Each line that includes the word "本地磁盘" counts once; give the total and nothing more.

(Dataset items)
————————
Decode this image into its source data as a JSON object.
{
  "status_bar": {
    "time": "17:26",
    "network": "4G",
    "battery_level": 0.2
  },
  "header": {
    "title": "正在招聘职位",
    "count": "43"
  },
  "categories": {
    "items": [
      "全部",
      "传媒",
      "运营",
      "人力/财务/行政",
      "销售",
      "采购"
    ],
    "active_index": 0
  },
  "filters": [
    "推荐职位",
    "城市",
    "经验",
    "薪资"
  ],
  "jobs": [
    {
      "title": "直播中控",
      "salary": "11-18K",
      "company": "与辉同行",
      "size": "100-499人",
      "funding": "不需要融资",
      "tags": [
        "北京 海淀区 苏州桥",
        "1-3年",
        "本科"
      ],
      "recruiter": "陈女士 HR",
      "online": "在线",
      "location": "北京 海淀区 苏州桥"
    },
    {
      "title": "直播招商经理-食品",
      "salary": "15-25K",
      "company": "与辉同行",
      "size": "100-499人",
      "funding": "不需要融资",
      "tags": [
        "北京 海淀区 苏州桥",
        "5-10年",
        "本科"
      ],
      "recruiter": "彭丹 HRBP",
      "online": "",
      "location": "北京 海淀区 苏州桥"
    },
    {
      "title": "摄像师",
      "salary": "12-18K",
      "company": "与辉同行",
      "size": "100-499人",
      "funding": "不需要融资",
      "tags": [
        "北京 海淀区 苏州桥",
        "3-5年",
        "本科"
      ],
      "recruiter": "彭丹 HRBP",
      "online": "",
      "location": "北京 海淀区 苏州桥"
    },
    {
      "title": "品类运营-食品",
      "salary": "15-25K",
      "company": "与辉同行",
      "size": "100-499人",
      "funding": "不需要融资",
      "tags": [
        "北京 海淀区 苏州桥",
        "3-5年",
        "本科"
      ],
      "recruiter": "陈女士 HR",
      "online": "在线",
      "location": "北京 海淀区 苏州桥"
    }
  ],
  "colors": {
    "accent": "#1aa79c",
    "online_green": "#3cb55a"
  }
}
————————
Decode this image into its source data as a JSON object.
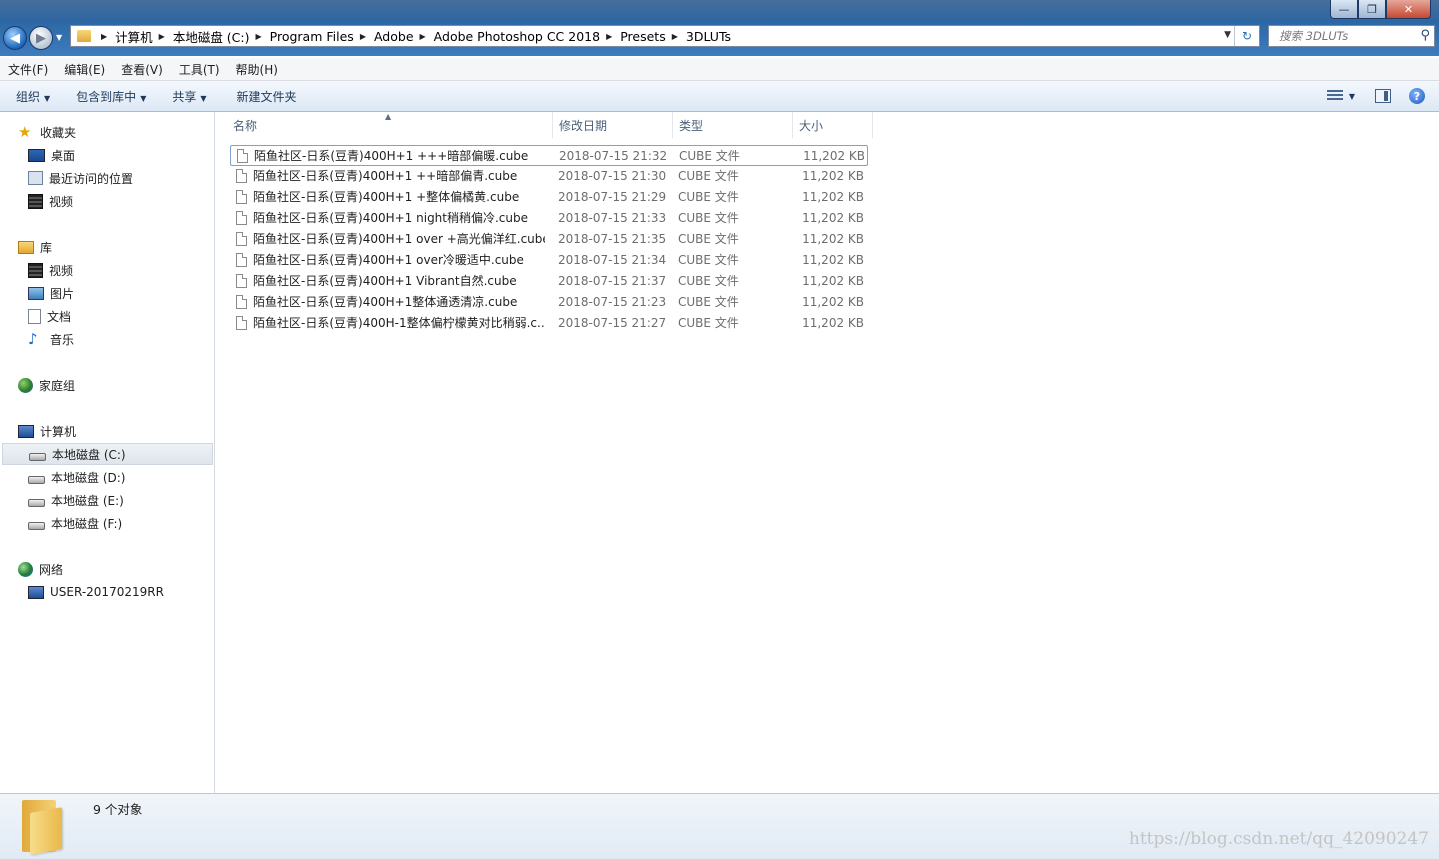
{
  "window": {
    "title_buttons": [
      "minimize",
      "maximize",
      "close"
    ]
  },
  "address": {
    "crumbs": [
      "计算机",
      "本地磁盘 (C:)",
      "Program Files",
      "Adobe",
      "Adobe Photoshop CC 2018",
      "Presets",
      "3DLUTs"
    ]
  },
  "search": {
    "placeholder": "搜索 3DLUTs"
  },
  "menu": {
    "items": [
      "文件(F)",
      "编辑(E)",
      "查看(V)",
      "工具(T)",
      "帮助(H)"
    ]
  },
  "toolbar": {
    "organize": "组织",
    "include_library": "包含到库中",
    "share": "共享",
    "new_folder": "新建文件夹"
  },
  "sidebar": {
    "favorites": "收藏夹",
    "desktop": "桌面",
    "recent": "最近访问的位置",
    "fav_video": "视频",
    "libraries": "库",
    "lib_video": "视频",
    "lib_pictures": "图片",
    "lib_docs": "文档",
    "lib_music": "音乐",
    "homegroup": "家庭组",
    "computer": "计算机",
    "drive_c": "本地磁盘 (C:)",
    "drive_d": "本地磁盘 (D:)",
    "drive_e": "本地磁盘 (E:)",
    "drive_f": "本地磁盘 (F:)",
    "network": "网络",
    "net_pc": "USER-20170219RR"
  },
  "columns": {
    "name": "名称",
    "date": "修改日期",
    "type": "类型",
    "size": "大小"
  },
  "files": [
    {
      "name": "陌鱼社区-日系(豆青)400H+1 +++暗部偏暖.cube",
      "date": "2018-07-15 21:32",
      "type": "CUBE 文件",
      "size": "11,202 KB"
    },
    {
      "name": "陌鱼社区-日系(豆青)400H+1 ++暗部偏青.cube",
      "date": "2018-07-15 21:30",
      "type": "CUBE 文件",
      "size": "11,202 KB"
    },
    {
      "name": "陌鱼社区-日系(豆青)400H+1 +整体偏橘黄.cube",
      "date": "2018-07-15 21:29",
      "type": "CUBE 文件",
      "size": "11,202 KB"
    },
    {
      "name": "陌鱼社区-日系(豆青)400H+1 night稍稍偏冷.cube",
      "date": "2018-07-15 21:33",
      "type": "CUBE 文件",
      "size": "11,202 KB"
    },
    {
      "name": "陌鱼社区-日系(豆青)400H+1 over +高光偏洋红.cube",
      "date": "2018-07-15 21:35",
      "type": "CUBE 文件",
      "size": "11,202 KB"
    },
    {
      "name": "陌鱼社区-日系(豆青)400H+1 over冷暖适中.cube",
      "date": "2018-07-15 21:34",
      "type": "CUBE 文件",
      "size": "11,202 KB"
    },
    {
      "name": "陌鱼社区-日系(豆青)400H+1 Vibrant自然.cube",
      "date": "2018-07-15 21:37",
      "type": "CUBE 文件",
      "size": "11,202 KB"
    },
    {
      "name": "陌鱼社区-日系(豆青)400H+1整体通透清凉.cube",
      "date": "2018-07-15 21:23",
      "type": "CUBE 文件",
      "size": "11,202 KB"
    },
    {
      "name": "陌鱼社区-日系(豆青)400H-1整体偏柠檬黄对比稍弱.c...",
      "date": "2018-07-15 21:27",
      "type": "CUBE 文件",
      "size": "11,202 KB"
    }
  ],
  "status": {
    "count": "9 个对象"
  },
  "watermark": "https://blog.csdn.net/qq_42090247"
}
————————
> Task answer:
5